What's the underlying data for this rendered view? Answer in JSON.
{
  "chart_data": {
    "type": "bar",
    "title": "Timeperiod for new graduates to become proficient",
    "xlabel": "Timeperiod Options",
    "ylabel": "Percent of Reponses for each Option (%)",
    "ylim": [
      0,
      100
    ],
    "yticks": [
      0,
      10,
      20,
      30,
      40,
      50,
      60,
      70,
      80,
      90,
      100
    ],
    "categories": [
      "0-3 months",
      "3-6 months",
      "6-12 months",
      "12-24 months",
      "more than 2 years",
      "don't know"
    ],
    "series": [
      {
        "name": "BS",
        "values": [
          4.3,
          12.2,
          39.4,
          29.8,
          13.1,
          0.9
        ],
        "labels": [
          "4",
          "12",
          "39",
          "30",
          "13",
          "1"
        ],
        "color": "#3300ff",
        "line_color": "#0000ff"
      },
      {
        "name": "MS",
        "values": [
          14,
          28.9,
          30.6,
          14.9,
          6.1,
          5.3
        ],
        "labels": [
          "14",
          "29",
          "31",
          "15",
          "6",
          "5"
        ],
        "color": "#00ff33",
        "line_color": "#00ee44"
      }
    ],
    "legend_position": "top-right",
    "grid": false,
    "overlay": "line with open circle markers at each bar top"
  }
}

● ● ● ●

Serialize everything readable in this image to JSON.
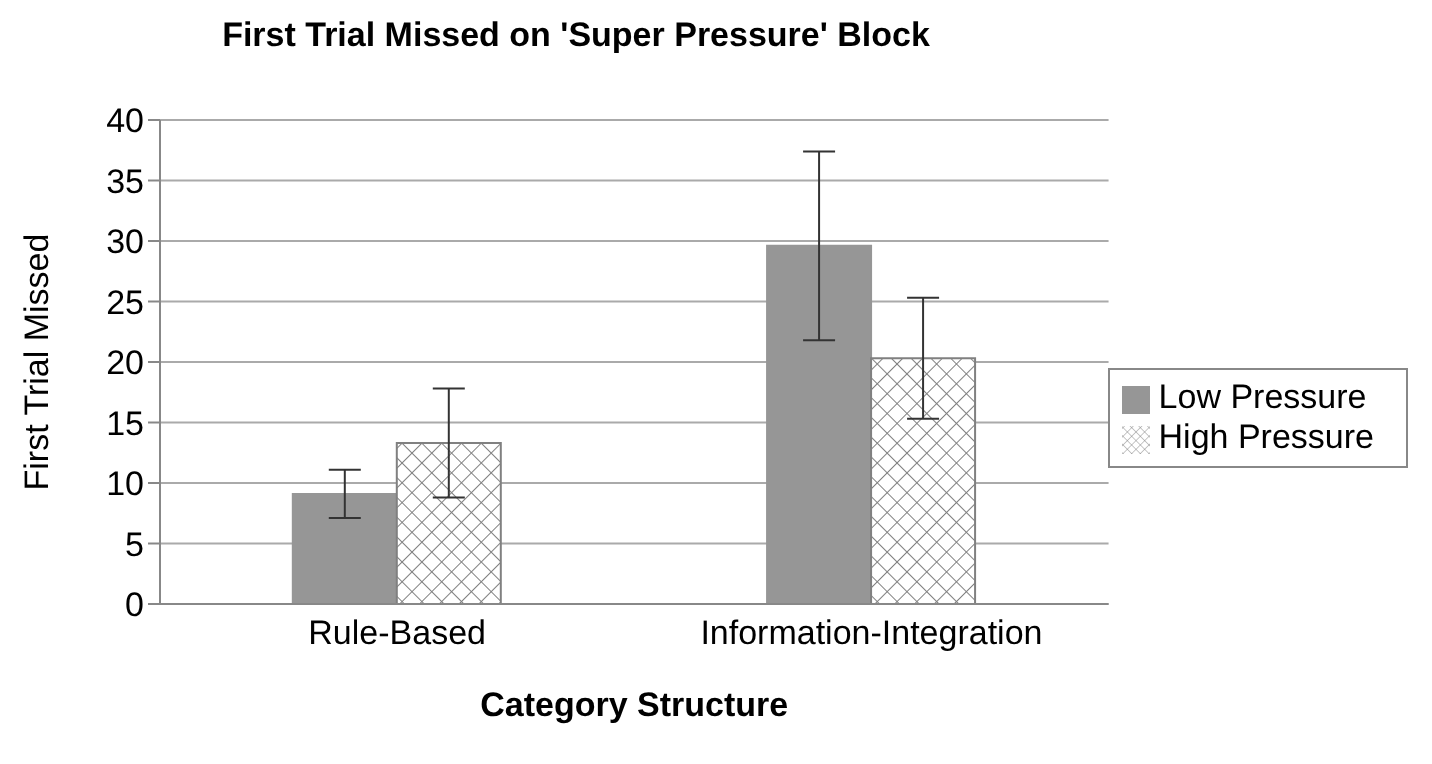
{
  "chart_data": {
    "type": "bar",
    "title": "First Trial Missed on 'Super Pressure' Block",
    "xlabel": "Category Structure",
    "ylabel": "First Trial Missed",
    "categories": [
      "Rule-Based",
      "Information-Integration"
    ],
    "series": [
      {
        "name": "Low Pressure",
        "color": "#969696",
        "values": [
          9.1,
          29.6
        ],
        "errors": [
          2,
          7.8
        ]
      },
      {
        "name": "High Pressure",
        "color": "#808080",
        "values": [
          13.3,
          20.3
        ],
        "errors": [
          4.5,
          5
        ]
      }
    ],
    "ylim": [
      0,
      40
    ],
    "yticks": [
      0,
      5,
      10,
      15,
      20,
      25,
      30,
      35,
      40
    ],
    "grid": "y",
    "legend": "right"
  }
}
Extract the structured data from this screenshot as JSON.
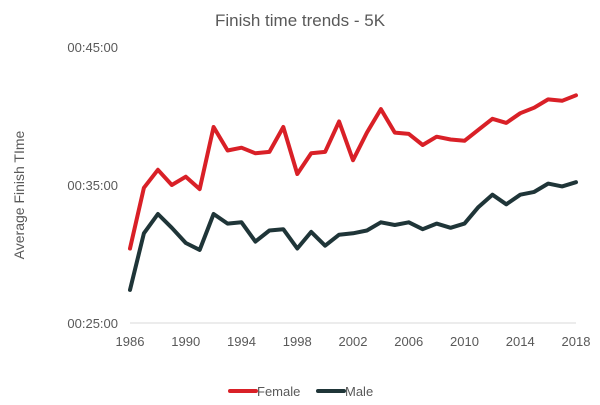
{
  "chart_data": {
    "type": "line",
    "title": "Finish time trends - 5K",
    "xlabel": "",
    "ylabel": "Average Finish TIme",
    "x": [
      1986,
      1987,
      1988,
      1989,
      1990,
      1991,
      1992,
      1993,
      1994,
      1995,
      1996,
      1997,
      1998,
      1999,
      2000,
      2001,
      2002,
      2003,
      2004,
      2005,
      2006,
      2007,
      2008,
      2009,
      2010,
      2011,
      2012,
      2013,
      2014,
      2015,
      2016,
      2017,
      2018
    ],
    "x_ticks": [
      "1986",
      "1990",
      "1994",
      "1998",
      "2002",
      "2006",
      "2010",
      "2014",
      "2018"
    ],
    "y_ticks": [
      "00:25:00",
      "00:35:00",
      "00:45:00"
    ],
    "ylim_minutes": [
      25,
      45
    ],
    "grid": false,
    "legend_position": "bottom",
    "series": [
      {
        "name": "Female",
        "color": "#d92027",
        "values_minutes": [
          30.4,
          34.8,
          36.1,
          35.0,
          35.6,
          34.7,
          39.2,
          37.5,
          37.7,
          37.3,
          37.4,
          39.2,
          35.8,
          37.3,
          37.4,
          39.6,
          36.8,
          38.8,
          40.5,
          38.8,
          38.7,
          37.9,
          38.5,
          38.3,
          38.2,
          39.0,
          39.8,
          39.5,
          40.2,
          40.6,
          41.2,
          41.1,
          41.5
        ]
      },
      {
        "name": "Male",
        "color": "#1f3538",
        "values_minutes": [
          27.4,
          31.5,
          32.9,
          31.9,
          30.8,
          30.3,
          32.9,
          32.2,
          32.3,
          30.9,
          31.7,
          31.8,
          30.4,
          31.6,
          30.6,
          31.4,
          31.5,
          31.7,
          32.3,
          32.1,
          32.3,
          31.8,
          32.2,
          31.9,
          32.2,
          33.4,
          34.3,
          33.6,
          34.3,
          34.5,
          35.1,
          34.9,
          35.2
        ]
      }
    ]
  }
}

● ● ● ●

Count the lines in the entries that hold the word "ylabel", and give nothing but the total.

3